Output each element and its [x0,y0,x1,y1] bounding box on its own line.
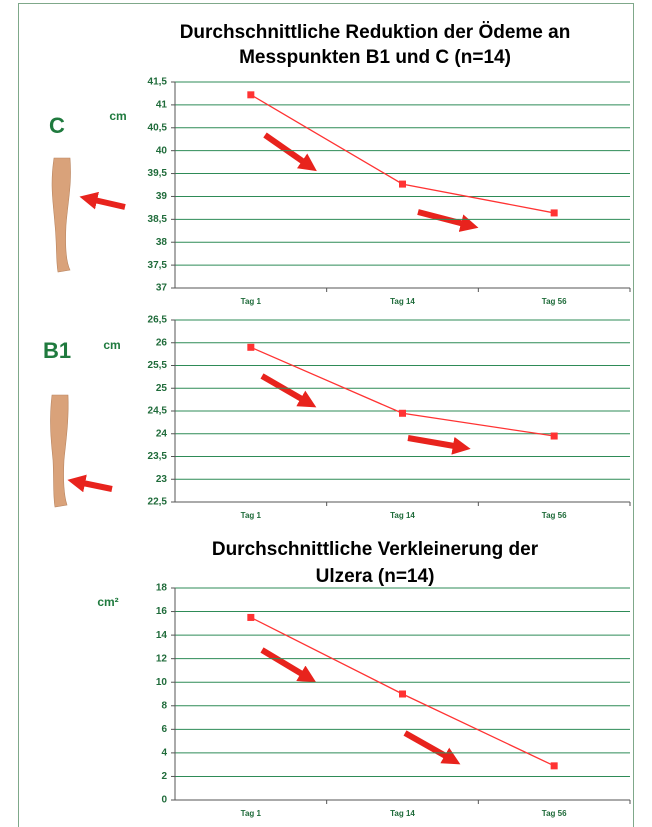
chart-title: Durchschnittliche Reduktion der Ödeme an [180,22,571,43]
y-tick-label: 26 [156,337,168,348]
arrow [262,650,307,677]
y-tick-label: 25,5 [148,360,168,371]
data-point [399,691,406,698]
y-tick-label: 37 [156,283,168,294]
y-tick-label: 8 [161,700,167,711]
y-tick-label: 23 [156,474,168,485]
y-tick-label: 6 [161,724,167,735]
data-point [247,614,254,621]
y-tick-label: 2 [161,771,167,782]
y-tick-label: 23,5 [148,451,168,462]
y-tick-label: 38,5 [148,214,168,225]
arrow [405,733,451,759]
y-tick-label: 12 [156,653,168,664]
x-tick-label: Tag 14 [390,511,415,520]
x-tick-label: Tag 56 [542,511,567,520]
x-tick-label: Tag 56 [542,297,567,306]
x-tick-label: Tag 1 [241,297,262,306]
data-point [247,91,254,98]
leg-image [52,158,71,272]
arrows [78,135,468,759]
arrow [262,376,307,402]
leg-image [50,395,68,507]
arrow [418,212,468,225]
y-tick-label: 0 [161,795,167,806]
data-point [399,181,406,188]
y-tick-label: 41,5 [148,77,168,88]
y-tick-label: 24,5 [148,406,168,417]
side-label: B1 [43,338,71,363]
y-tick-label: 25 [156,383,168,394]
y-tick-label: 4 [161,748,167,759]
page: Durchschnittliche Reduktion der Ödeme an… [0,0,652,827]
chart-title: Ulzera (n=14) [316,566,435,587]
x-tick-label: Tag 14 [390,809,415,818]
y-unit: cm² [97,595,118,609]
x-tick-label: Tag 56 [542,809,567,818]
frame [19,4,634,827]
y-tick-label: 38 [156,237,168,248]
y-tick-label: 41 [156,100,168,111]
y-tick-label: 14 [156,630,168,641]
x-tick-label: Tag 1 [241,511,262,520]
y-tick-label: 26,5 [148,315,168,326]
data-point [551,209,558,216]
y-tick-label: 39,5 [148,168,168,179]
y-tick-label: 22,5 [148,497,168,508]
y-tick-label: 40 [156,145,168,156]
data-line [251,347,554,436]
data-point [551,762,558,769]
data-point [247,344,254,351]
x-tick-label: Tag 14 [390,297,415,306]
y-tick-label: 37,5 [148,260,168,271]
x-tick-label: Tag 1 [241,809,262,818]
arrow [90,199,125,207]
y-tick-label: 16 [156,606,168,617]
y-tick-label: 10 [156,677,168,688]
side-label: C [49,113,65,138]
chart-title: Durchschnittliche Verkleinerung der [212,539,539,560]
y-unit: cm [109,109,126,123]
arrow [78,482,112,489]
data-point [551,433,558,440]
arrow [408,438,460,447]
chart-title: Messpunkten B1 und C (n=14) [239,47,511,68]
arrow [265,135,308,165]
y-tick-label: 39 [156,191,168,202]
y-tick-label: 24 [156,428,168,439]
data-point [399,410,406,417]
y-unit: cm [103,338,120,352]
y-tick-label: 40,5 [148,122,168,133]
y-tick-label: 18 [156,583,168,594]
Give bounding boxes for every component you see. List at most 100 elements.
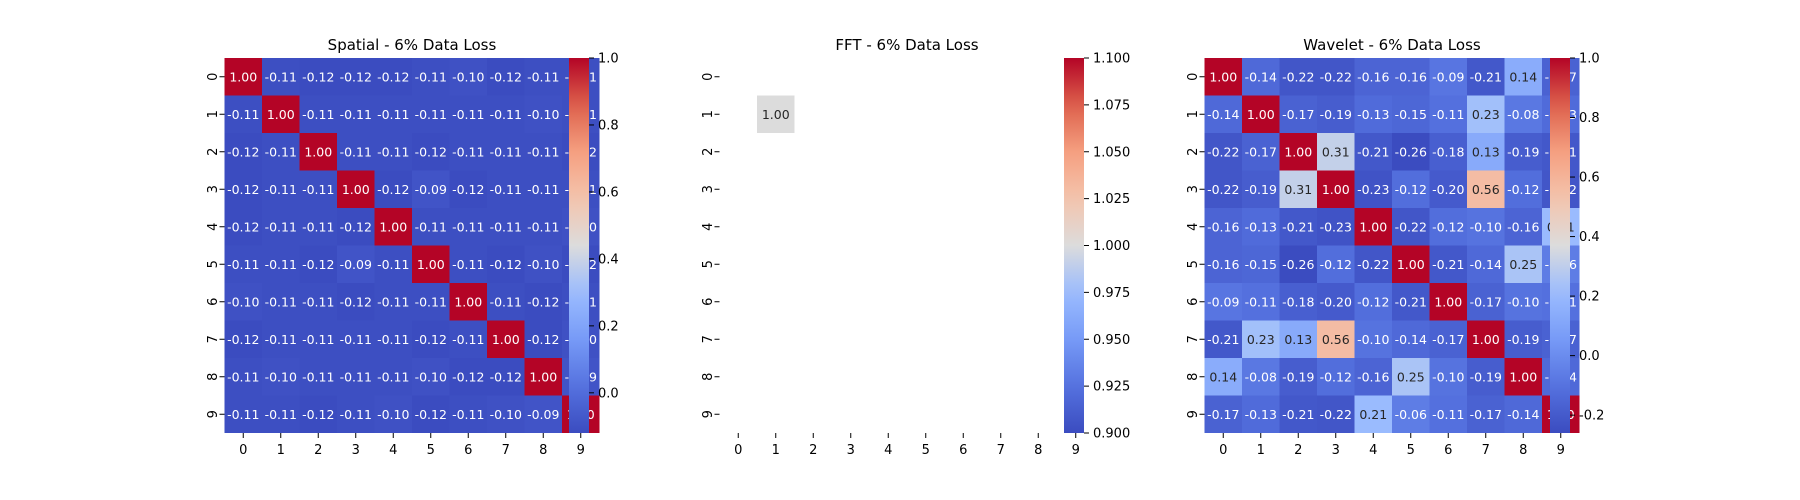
heatmap-cell [1317, 58, 1355, 96]
cell-label: -0.08 [1507, 107, 1539, 122]
cell-label: -0.11 [490, 144, 522, 159]
heatmap-cell [1204, 395, 1242, 433]
cell-label: 1.00 [1472, 332, 1500, 347]
heatmap-cell [1279, 320, 1317, 358]
chart-title: Wavelet - 6% Data Loss [1303, 36, 1481, 54]
cell-label: -0.11 [1245, 294, 1277, 309]
heatmap-cell [1429, 395, 1467, 433]
cell-label: -0.12 [415, 332, 447, 347]
colorbar-tick-label: 0.4 [1579, 230, 1600, 245]
cell-label: 0.14 [1209, 369, 1237, 384]
cell-label: -0.11 [377, 144, 409, 159]
cell-label: -0.10 [377, 407, 409, 422]
cell-label: 0.25 [1509, 257, 1537, 272]
heatmap-cell [487, 283, 525, 321]
heatmap-cell [262, 283, 300, 321]
heatmap-cell [412, 245, 450, 283]
cell-label: -0.11 [265, 294, 297, 309]
heatmap-cell [412, 395, 450, 433]
cell-label: -0.14 [1470, 257, 1502, 272]
heatmap-cell [1204, 133, 1242, 171]
heatmap-cell [524, 95, 562, 133]
heatmap-cell [524, 58, 562, 96]
cell-label: -0.12 [1432, 219, 1464, 234]
heatmap-cell [1354, 208, 1392, 246]
heatmap-cell [1279, 95, 1317, 133]
heatmap-cell [1467, 133, 1505, 171]
cell-label: -0.21 [1282, 219, 1314, 234]
cell-label: -0.12 [377, 69, 409, 84]
cell-label: 1.00 [267, 107, 295, 122]
y-tick-label: 0 [1186, 73, 1201, 81]
cell-label: -0.11 [377, 294, 409, 309]
colorbar-tick-label: 0.4 [598, 252, 619, 267]
cell-label: 1.00 [1322, 182, 1350, 197]
y-tick-label: 6 [206, 298, 221, 306]
heatmap-cell [524, 208, 562, 246]
heatmap-cell [337, 395, 375, 433]
heatmap-cell [449, 283, 487, 321]
cell-label: -0.15 [1245, 257, 1277, 272]
heatmap-cell [1504, 208, 1542, 246]
x-tick-label: 8 [539, 443, 547, 458]
x-tick-label: 7 [502, 443, 510, 458]
heatmap-cell [1429, 358, 1467, 396]
heatmap-cell [337, 245, 375, 283]
x-tick-label: 9 [577, 443, 585, 458]
cell-label: -0.11 [340, 107, 372, 122]
heatmap-cell [524, 245, 562, 283]
x-tick-label: 9 [1557, 443, 1565, 458]
colorbar-tick-label: 0.6 [598, 185, 619, 200]
heatmap-cell [487, 95, 525, 133]
heatmap-cell [1504, 58, 1542, 96]
cell-label: -0.12 [452, 182, 484, 197]
cell-label: -0.11 [527, 219, 559, 234]
colorbar-tick-label: -0.2 [1579, 409, 1604, 424]
cell-label: -0.10 [527, 257, 559, 272]
x-tick-label: 1 [1257, 443, 1265, 458]
heatmap-cell [1429, 95, 1467, 133]
heatmap-cell [412, 320, 450, 358]
cell-label: 1.00 [529, 369, 557, 384]
cell-label: -0.13 [1245, 219, 1277, 234]
y-tick-label: 7 [701, 335, 716, 343]
colorbar-tick-label: 0.2 [1579, 290, 1600, 305]
cell-label: 1.00 [1209, 69, 1237, 84]
cell-label: -0.11 [415, 69, 447, 84]
cell-label: -0.10 [452, 69, 484, 84]
x-tick-label: 5 [427, 443, 435, 458]
cell-label: -0.06 [1395, 407, 1427, 422]
y-tick-label: 5 [206, 260, 221, 268]
cell-label: -0.11 [490, 182, 522, 197]
cell-label: -0.21 [1395, 294, 1427, 309]
heatmap-cell [1354, 245, 1392, 283]
heatmap-cell [1279, 358, 1317, 396]
cell-label: 1.00 [1509, 369, 1537, 384]
cell-label: -0.19 [1282, 369, 1314, 384]
cell-label: -0.12 [1320, 257, 1352, 272]
heatmap-cell [337, 170, 375, 208]
cell-label: -0.11 [227, 369, 259, 384]
heatmap-cell [1504, 320, 1542, 358]
cell-label: -0.11 [415, 294, 447, 309]
cell-label: -0.16 [1507, 219, 1539, 234]
cell-label: -0.12 [302, 69, 334, 84]
cell-label: -0.11 [227, 107, 259, 122]
heatmap-cell [412, 95, 450, 133]
heatmap-cell [1429, 208, 1467, 246]
cell-label: 0.23 [1472, 107, 1500, 122]
x-tick-label: 8 [1519, 443, 1527, 458]
colorbar-tick-label: 0.6 [1579, 171, 1600, 186]
heatmap-cell [1317, 283, 1355, 321]
colorbar-tick-label: 1.0 [1579, 52, 1600, 67]
heatmap-cell [449, 320, 487, 358]
cell-label: -0.11 [377, 257, 409, 272]
y-tick-label: 1 [701, 110, 716, 118]
colorbar-tick-label: 0.0 [1579, 349, 1600, 364]
cell-label: -0.11 [265, 144, 297, 159]
cell-label: -0.22 [1282, 69, 1314, 84]
heatmap-cell [1429, 283, 1467, 321]
heatmap-cell [1242, 208, 1280, 246]
x-tick-label: 1 [277, 443, 285, 458]
y-tick-label: 8 [206, 373, 221, 381]
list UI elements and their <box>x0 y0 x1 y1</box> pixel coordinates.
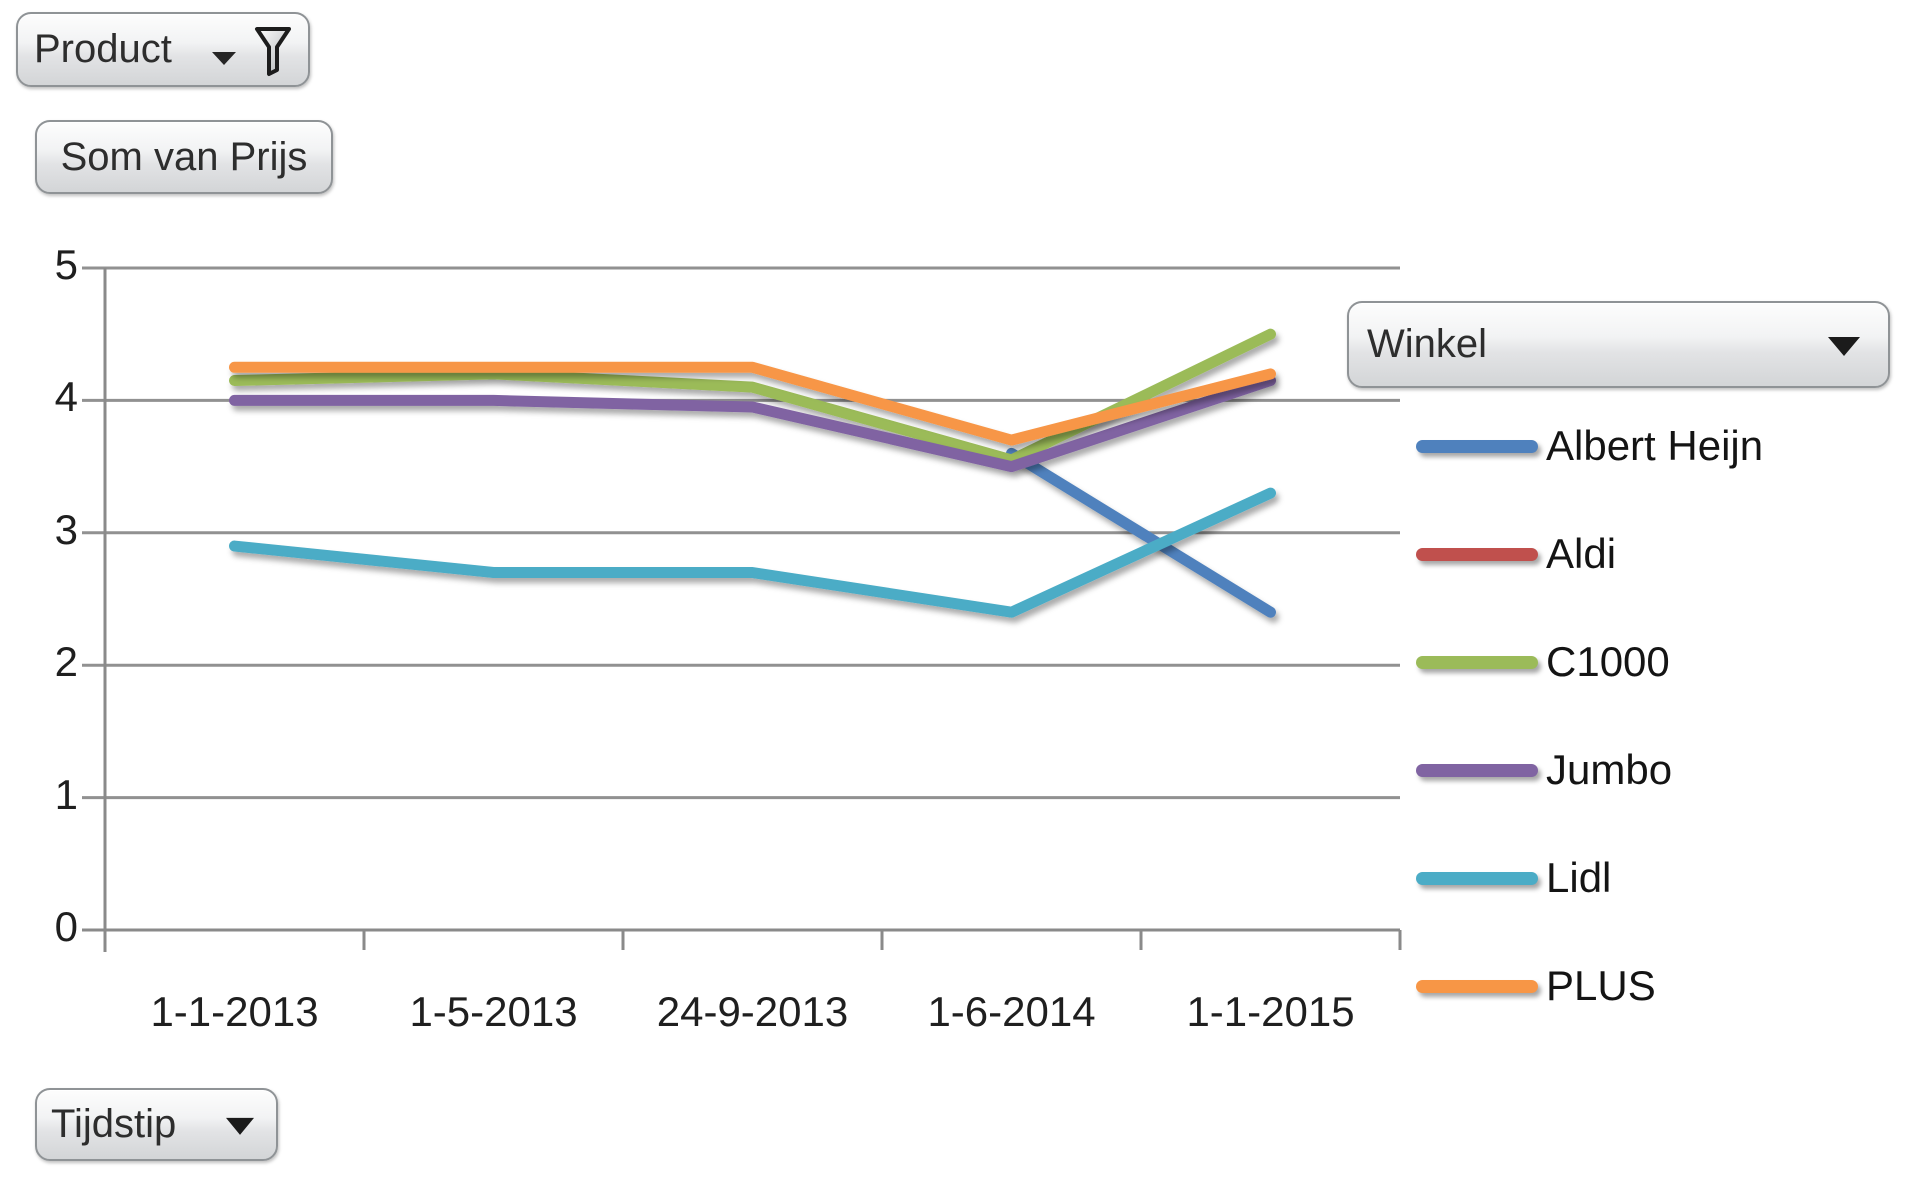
legend-label: Lidl <box>1546 854 1612 901</box>
product-field-button[interactable]: Product <box>16 12 310 87</box>
legend-line-swatch <box>1416 979 1538 993</box>
series-line-jumbo <box>229 375 1276 473</box>
legend-item-c1000: C1000 <box>1416 638 1670 685</box>
y-tick-label-0: 0 <box>54 903 78 950</box>
legend-item-plus: PLUS <box>1416 962 1656 1009</box>
series-line-plus <box>229 361 1276 446</box>
legend-item-jumbo: Jumbo <box>1416 746 1673 793</box>
legend-line-swatch <box>1416 439 1538 453</box>
y-tick-label-3: 3 <box>54 505 78 553</box>
legend-field-button[interactable]: Winkel <box>1347 301 1890 388</box>
legend-label: Aldi <box>1546 530 1617 577</box>
x-tick-label: 1-1-2013 <box>150 988 319 1035</box>
y-tick-label-5: 5 <box>54 241 78 288</box>
x-tick-label: 1-1-2015 <box>1186 988 1355 1035</box>
legend-label: Jumbo <box>1546 746 1673 793</box>
series-line-lidl <box>229 487 1276 618</box>
x-tick-label: 1-5-2013 <box>409 988 578 1035</box>
chevron-down-icon <box>212 52 236 65</box>
legend-label: C1000 <box>1546 638 1670 685</box>
axis-field-label: Tijdstip <box>51 1102 177 1146</box>
axis-field-button[interactable]: Tijdstip <box>35 1088 278 1161</box>
series-line-albert-heijn <box>1006 447 1276 618</box>
triangle-down-icon <box>226 1117 254 1135</box>
legend-label: Albert Heijn <box>1546 422 1764 469</box>
legend-line-swatch <box>1416 655 1538 669</box>
legend-item-lidl: Lidl <box>1416 854 1612 901</box>
legend-item-aldi: Aldi <box>1416 530 1617 577</box>
product-field-label: Product <box>34 27 172 71</box>
legend-line-swatch <box>1416 763 1538 777</box>
y-tick-label-2: 2 <box>54 638 78 686</box>
y-tick-label-4: 4 <box>54 373 78 421</box>
filter-funnel-icon <box>255 27 291 76</box>
legend-label: PLUS <box>1546 962 1656 1009</box>
value-field-label: Som van Prijs <box>60 134 308 179</box>
value-field-button[interactable]: Som van Prijs <box>35 120 333 194</box>
y-tick-label-1: 1 <box>54 770 78 818</box>
x-tick-label: 24-9-2013 <box>656 988 849 1035</box>
x-tick-label: 1-6-2014 <box>927 988 1096 1035</box>
legend-line-swatch <box>1416 547 1538 561</box>
legend-field-label: Winkel <box>1367 322 1488 366</box>
triangle-down-icon <box>1828 336 1860 356</box>
legend-line-swatch <box>1416 871 1538 885</box>
legend-item-albert-heijn: Albert Heijn <box>1416 422 1764 469</box>
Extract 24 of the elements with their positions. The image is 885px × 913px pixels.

- Problem to work on -
Copy the lines verbatim, from the line containing "legend-label: Lidl <box>1546" through the line containing "legend-line-swatch <box>1416 439", including both end lines.

- Final result -
legend-label: Lidl <box>1546 854 1612 901</box>
product-field-button[interactable]: Product <box>16 12 310 87</box>
legend-line-swatch <box>1416 979 1538 993</box>
series-line-jumbo <box>229 375 1276 473</box>
legend-item-c1000: C1000 <box>1416 638 1670 685</box>
y-tick-label-0: 0 <box>54 903 78 950</box>
legend-item-plus: PLUS <box>1416 962 1656 1009</box>
series-line-plus <box>229 361 1276 446</box>
legend-item-jumbo: Jumbo <box>1416 746 1673 793</box>
legend-line-swatch <box>1416 439 1538 453</box>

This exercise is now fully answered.